* [Objective] Write out the listing exactly as it is given.

* [Extracted data]
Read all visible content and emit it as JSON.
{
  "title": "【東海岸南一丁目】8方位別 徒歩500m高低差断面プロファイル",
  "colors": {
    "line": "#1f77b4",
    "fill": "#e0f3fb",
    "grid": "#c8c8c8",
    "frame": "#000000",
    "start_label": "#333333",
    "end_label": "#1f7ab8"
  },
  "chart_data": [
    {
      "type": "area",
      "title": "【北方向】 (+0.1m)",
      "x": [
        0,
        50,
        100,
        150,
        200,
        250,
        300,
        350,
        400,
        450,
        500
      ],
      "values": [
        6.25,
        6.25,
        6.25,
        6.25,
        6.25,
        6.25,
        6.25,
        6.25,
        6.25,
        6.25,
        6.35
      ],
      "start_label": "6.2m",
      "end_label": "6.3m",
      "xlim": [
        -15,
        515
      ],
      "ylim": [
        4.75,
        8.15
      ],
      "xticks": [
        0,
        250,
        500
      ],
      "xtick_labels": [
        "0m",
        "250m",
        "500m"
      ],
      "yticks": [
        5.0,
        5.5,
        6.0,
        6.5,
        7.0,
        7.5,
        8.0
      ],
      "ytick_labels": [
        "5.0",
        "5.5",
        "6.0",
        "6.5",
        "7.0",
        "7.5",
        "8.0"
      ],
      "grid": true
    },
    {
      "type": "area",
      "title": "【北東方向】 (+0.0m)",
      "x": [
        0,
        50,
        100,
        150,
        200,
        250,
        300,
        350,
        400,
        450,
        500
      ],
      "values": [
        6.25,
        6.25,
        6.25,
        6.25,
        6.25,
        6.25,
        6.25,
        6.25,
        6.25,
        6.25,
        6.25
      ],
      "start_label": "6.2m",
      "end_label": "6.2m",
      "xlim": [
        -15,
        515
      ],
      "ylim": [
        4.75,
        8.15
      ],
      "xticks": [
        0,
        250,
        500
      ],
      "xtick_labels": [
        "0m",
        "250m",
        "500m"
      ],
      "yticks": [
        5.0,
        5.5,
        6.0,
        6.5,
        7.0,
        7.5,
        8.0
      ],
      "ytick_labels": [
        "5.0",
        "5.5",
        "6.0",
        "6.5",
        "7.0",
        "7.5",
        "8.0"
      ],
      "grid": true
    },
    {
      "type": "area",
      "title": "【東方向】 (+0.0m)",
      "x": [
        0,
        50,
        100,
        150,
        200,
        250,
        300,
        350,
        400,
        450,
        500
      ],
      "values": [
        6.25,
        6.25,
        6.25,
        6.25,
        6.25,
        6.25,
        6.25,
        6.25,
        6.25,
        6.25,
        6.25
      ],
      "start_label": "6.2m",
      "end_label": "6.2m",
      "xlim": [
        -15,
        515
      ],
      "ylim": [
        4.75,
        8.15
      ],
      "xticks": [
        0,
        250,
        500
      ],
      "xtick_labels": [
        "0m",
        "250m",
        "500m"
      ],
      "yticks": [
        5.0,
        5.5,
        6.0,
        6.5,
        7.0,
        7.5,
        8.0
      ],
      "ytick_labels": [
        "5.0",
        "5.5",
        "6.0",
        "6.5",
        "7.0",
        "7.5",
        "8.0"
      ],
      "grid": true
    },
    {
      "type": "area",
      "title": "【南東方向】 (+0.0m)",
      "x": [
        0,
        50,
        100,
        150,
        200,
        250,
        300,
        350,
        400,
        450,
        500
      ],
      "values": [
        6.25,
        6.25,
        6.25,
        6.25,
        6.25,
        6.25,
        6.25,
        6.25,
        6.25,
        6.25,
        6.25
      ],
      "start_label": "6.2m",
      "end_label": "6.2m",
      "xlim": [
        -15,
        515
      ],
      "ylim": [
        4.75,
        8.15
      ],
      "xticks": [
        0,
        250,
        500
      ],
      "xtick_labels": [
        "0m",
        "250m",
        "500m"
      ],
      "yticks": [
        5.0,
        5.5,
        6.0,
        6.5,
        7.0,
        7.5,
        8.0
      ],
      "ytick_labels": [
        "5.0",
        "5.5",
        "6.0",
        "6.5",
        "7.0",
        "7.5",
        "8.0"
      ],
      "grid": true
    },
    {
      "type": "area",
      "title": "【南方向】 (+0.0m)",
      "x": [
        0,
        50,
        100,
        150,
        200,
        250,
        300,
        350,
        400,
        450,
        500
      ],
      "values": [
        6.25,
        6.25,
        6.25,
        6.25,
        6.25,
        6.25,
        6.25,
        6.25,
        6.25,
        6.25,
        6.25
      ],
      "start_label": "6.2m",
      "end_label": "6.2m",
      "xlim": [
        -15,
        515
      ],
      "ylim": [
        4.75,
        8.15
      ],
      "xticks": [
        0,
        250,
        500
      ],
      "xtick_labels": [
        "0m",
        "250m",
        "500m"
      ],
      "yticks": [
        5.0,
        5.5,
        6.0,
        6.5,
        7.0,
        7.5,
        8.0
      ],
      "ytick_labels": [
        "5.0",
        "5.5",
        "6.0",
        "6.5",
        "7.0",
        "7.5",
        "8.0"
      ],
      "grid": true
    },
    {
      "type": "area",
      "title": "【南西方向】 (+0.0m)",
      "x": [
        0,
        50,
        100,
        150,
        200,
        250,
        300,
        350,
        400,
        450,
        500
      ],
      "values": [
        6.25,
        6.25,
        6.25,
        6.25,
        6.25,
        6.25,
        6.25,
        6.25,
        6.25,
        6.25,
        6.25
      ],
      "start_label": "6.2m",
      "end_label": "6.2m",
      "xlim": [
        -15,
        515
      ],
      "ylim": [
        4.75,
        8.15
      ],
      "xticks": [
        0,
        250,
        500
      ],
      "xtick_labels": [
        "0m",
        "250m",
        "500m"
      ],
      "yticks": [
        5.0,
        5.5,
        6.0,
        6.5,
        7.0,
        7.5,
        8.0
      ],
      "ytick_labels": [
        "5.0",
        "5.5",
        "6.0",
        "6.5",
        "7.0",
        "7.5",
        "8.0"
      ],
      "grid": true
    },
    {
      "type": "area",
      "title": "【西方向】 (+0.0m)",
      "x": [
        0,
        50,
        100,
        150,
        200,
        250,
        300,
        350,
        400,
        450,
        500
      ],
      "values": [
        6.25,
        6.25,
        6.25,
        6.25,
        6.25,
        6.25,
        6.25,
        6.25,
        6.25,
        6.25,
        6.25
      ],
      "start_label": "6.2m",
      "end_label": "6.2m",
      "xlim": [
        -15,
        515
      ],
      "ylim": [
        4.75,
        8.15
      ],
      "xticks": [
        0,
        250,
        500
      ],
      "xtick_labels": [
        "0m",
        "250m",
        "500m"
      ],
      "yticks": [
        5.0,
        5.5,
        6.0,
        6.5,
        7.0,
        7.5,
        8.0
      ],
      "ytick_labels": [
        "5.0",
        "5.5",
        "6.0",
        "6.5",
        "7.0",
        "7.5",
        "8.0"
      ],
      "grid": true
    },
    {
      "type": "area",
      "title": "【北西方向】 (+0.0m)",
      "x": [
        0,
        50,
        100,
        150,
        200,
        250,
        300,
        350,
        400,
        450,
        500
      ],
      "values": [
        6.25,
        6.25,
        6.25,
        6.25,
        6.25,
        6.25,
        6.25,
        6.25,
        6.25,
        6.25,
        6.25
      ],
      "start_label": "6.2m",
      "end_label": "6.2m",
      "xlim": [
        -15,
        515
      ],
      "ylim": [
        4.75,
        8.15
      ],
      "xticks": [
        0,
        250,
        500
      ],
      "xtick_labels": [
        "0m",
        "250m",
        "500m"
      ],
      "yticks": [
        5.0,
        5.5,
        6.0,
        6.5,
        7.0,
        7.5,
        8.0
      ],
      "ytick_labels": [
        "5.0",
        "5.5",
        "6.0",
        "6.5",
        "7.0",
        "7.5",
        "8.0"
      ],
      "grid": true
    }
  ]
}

* [Task output]
Read all visible content and emit it as JSON.
{
  "title": "【東海岸南一丁目】8方位別 徒歩500m高低差断面プロファイル",
  "colors": {
    "line": "#1f77b4",
    "fill": "#e0f3fb",
    "grid": "#c8c8c8",
    "frame": "#000000",
    "start_label": "#333333",
    "end_label": "#1f7ab8"
  },
  "chart_data": [
    {
      "type": "area",
      "title": "【北方向】 (+0.1m)",
      "x": [
        0,
        50,
        100,
        150,
        200,
        250,
        300,
        350,
        400,
        450,
        500
      ],
      "values": [
        6.25,
        6.25,
        6.25,
        6.25,
        6.25,
        6.25,
        6.25,
        6.25,
        6.25,
        6.25,
        6.35
      ],
      "start_label": "6.2m",
      "end_label": "6.3m",
      "xlim": [
        -15,
        515
      ],
      "ylim": [
        4.75,
        8.15
      ],
      "xticks": [
        0,
        250,
        500
      ],
      "xtick_labels": [
        "0m",
        "250m",
        "500m"
      ],
      "yticks": [
        5.0,
        5.5,
        6.0,
        6.5,
        7.0,
        7.5,
        8.0
      ],
      "ytick_labels": [
        "5.0",
        "5.5",
        "6.0",
        "6.5",
        "7.0",
        "7.5",
        "8.0"
      ],
      "grid": true
    },
    {
      "type": "area",
      "title": "【北東方向】 (+0.0m)",
      "x": [
        0,
        50,
        100,
        150,
        200,
        250,
        300,
        350,
        400,
        450,
        500
      ],
      "values": [
        6.25,
        6.25,
        6.25,
        6.25,
        6.25,
        6.25,
        6.25,
        6.25,
        6.25,
        6.25,
        6.25
      ],
      "start_label": "6.2m",
      "end_label": "6.2m",
      "xlim": [
        -15,
        515
      ],
      "ylim": [
        4.75,
        8.15
      ],
      "xticks": [
        0,
        250,
        500
      ],
      "xtick_labels": [
        "0m",
        "250m",
        "500m"
      ],
      "yticks": [
        5.0,
        5.5,
        6.0,
        6.5,
        7.0,
        7.5,
        8.0
      ],
      "ytick_labels": [
        "5.0",
        "5.5",
        "6.0",
        "6.5",
        "7.0",
        "7.5",
        "8.0"
      ],
      "grid": true
    },
    {
      "type": "area",
      "title": "【東方向】 (+0.0m)",
      "x": [
        0,
        50,
        100,
        150,
        200,
        250,
        300,
        350,
        400,
        450,
        500
      ],
      "values": [
        6.25,
        6.25,
        6.25,
        6.25,
        6.25,
        6.25,
        6.25,
        6.25,
        6.25,
        6.25,
        6.25
      ],
      "start_label": "6.2m",
      "end_label": "6.2m",
      "xlim": [
        -15,
        515
      ],
      "ylim": [
        4.75,
        8.15
      ],
      "xticks": [
        0,
        250,
        500
      ],
      "xtick_labels": [
        "0m",
        "250m",
        "500m"
      ],
      "yticks": [
        5.0,
        5.5,
        6.0,
        6.5,
        7.0,
        7.5,
        8.0
      ],
      "ytick_labels": [
        "5.0",
        "5.5",
        "6.0",
        "6.5",
        "7.0",
        "7.5",
        "8.0"
      ],
      "grid": true
    },
    {
      "type": "area",
      "title": "【南東方向】 (+0.0m)",
      "x": [
        0,
        50,
        100,
        150,
        200,
        250,
        300,
        350,
        400,
        450,
        500
      ],
      "values": [
        6.25,
        6.25,
        6.25,
        6.25,
        6.25,
        6.25,
        6.25,
        6.25,
        6.25,
        6.25,
        6.25
      ],
      "start_label": "6.2m",
      "end_label": "6.2m",
      "xlim": [
        -15,
        515
      ],
      "ylim": [
        4.75,
        8.15
      ],
      "xticks": [
        0,
        250,
        500
      ],
      "xtick_labels": [
        "0m",
        "250m",
        "500m"
      ],
      "yticks": [
        5.0,
        5.5,
        6.0,
        6.5,
        7.0,
        7.5,
        8.0
      ],
      "ytick_labels": [
        "5.0",
        "5.5",
        "6.0",
        "6.5",
        "7.0",
        "7.5",
        "8.0"
      ],
      "grid": true
    },
    {
      "type": "area",
      "title": "【南方向】 (+0.0m)",
      "x": [
        0,
        50,
        100,
        150,
        200,
        250,
        300,
        350,
        400,
        450,
        500
      ],
      "values": [
        6.25,
        6.25,
        6.25,
        6.25,
        6.25,
        6.25,
        6.25,
        6.25,
        6.25,
        6.25,
        6.25
      ],
      "start_label": "6.2m",
      "end_label": "6.2m",
      "xlim": [
        -15,
        515
      ],
      "ylim": [
        4.75,
        8.15
      ],
      "xticks": [
        0,
        250,
        500
      ],
      "xtick_labels": [
        "0m",
        "250m",
        "500m"
      ],
      "yticks": [
        5.0,
        5.5,
        6.0,
        6.5,
        7.0,
        7.5,
        8.0
      ],
      "ytick_labels": [
        "5.0",
        "5.5",
        "6.0",
        "6.5",
        "7.0",
        "7.5",
        "8.0"
      ],
      "grid": true
    },
    {
      "type": "area",
      "title": "【南西方向】 (+0.0m)",
      "x": [
        0,
        50,
        100,
        150,
        200,
        250,
        300,
        350,
        400,
        450,
        500
      ],
      "values": [
        6.25,
        6.25,
        6.25,
        6.25,
        6.25,
        6.25,
        6.25,
        6.25,
        6.25,
        6.25,
        6.25
      ],
      "start_label": "6.2m",
      "end_label": "6.2m",
      "xlim": [
        -15,
        515
      ],
      "ylim": [
        4.75,
        8.15
      ],
      "xticks": [
        0,
        250,
        500
      ],
      "xtick_labels": [
        "0m",
        "250m",
        "500m"
      ],
      "yticks": [
        5.0,
        5.5,
        6.0,
        6.5,
        7.0,
        7.5,
        8.0
      ],
      "ytick_labels": [
        "5.0",
        "5.5",
        "6.0",
        "6.5",
        "7.0",
        "7.5",
        "8.0"
      ],
      "grid": true
    },
    {
      "type": "area",
      "title": "【西方向】 (+0.0m)",
      "x": [
        0,
        50,
        100,
        150,
        200,
        250,
        300,
        350,
        400,
        450,
        500
      ],
      "values": [
        6.25,
        6.25,
        6.25,
        6.25,
        6.25,
        6.25,
        6.25,
        6.25,
        6.25,
        6.25,
        6.25
      ],
      "start_label": "6.2m",
      "end_label": "6.2m",
      "xlim": [
        -15,
        515
      ],
      "ylim": [
        4.75,
        8.15
      ],
      "xticks": [
        0,
        250,
        500
      ],
      "xtick_labels": [
        "0m",
        "250m",
        "500m"
      ],
      "yticks": [
        5.0,
        5.5,
        6.0,
        6.5,
        7.0,
        7.5,
        8.0
      ],
      "ytick_labels": [
        "5.0",
        "5.5",
        "6.0",
        "6.5",
        "7.0",
        "7.5",
        "8.0"
      ],
      "grid": true
    },
    {
      "type": "area",
      "title": "【北西方向】 (+0.0m)",
      "x": [
        0,
        50,
        100,
        150,
        200,
        250,
        300,
        350,
        400,
        450,
        500
      ],
      "values": [
        6.25,
        6.25,
        6.25,
        6.25,
        6.25,
        6.25,
        6.25,
        6.25,
        6.25,
        6.25,
        6.25
      ],
      "start_label": "6.2m",
      "end_label": "6.2m",
      "xlim": [
        -15,
        515
      ],
      "ylim": [
        4.75,
        8.15
      ],
      "xticks": [
        0,
        250,
        500
      ],
      "xtick_labels": [
        "0m",
        "250m",
        "500m"
      ],
      "yticks": [
        5.0,
        5.5,
        6.0,
        6.5,
        7.0,
        7.5,
        8.0
      ],
      "ytick_labels": [
        "5.0",
        "5.5",
        "6.0",
        "6.5",
        "7.0",
        "7.5",
        "8.0"
      ],
      "grid": true
    }
  ]
}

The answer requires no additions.